What the task asks: Show every line containing "Need" by copying it.
»»
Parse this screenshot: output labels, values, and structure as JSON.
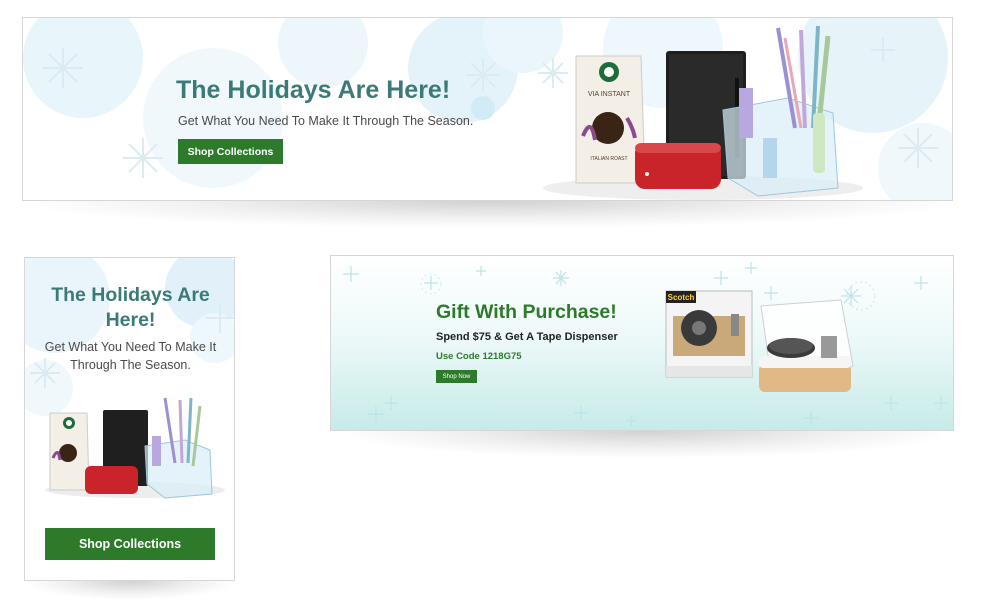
{
  "colors": {
    "brand_green": "#2d7a2a",
    "title_teal": "#3b7b77",
    "snow": "#e6f4fa"
  },
  "banner_wide": {
    "title": "The Holidays Are Here!",
    "subtitle": "Get What You Need To Make It Through The Season.",
    "button_label": "Shop Collections"
  },
  "banner_vertical": {
    "title_line1": "The Holidays Are",
    "title_line2": "Here!",
    "subtitle_line1": "Get What You Need To Make It",
    "subtitle_line2": "Through The Season.",
    "button_label": "Shop Collections"
  },
  "banner_gift": {
    "title": "Gift With Purchase!",
    "subtitle": "Spend $75 & Get A Tape Dispenser",
    "code_text": "Use Code 1218G75",
    "button_label": "Shop Now"
  },
  "product_labels": {
    "coffee_line1": "VIA INSTANT",
    "coffee_line2": "ITALIAN ROAST",
    "tape_brand": "Scotch"
  },
  "icons": [
    "snowflake-icon",
    "coffee-pouch-icon",
    "notebook-icon",
    "battery-pack-icon",
    "desk-organizer-icon",
    "tape-dispenser-icon"
  ]
}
««
Response below:
    "subtitle": "Get What You Need To Make It Through The Season.",
    "subtitle_line1": "Get What You Need To Make It",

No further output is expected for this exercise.